#### Exercise directions
Find every line of the listing below where "this" appears, and copy it.

#### Chart and figure data
>> start
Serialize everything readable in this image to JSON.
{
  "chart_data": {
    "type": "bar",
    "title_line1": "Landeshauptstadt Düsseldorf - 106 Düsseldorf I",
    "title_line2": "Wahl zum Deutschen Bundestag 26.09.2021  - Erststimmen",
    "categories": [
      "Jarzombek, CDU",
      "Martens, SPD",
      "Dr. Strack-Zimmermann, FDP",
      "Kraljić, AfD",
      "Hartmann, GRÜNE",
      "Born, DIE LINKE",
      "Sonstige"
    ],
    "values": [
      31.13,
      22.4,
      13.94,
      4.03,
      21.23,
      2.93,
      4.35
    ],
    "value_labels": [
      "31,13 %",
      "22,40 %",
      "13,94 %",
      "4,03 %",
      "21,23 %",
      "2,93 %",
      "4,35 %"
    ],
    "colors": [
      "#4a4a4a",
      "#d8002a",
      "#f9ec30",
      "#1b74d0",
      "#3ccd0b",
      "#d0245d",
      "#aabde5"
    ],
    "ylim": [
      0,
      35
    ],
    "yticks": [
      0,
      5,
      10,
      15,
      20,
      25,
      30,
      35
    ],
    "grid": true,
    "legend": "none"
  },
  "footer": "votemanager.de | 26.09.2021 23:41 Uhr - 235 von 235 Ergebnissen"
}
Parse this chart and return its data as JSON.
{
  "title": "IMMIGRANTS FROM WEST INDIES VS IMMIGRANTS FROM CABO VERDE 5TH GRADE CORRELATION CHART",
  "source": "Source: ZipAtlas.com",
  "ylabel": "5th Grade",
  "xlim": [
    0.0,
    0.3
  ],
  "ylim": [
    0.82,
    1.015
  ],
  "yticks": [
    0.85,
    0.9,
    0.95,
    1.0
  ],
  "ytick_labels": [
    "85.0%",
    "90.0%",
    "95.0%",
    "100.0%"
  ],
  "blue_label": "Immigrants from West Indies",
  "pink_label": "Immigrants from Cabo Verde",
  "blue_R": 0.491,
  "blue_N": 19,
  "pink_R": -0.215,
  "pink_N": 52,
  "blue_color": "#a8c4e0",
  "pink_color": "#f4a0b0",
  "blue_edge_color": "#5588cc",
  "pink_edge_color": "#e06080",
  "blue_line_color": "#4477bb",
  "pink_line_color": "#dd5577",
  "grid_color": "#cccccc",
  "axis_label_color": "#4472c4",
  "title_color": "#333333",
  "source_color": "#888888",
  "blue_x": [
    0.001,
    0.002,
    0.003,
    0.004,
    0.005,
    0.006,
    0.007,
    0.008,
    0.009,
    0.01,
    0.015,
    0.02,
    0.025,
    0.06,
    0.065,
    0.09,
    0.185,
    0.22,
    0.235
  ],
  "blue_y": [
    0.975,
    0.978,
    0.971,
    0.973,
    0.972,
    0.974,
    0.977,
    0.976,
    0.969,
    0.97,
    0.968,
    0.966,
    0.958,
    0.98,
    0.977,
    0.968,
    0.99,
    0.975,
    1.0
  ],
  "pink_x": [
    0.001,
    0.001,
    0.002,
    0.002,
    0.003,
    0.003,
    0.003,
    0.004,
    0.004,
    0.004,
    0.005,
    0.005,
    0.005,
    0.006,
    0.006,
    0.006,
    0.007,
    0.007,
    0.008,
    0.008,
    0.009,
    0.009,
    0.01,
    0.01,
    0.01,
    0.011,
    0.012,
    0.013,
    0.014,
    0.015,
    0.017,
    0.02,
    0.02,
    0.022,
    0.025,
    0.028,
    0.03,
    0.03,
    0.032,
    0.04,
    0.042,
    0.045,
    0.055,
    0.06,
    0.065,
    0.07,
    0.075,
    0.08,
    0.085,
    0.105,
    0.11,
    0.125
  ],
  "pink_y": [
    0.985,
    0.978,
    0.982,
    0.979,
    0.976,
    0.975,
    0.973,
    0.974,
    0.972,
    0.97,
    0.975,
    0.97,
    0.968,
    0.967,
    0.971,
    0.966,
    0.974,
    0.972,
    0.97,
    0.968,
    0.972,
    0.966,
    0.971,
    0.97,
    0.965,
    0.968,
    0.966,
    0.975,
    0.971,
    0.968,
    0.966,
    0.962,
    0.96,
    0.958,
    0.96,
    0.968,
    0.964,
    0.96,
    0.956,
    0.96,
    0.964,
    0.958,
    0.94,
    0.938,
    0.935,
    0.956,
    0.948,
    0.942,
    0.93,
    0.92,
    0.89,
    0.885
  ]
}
>> end
#### Reply to the task
Serialize everything readable in this image to JSON.
Parse this chart and return its data as JSON.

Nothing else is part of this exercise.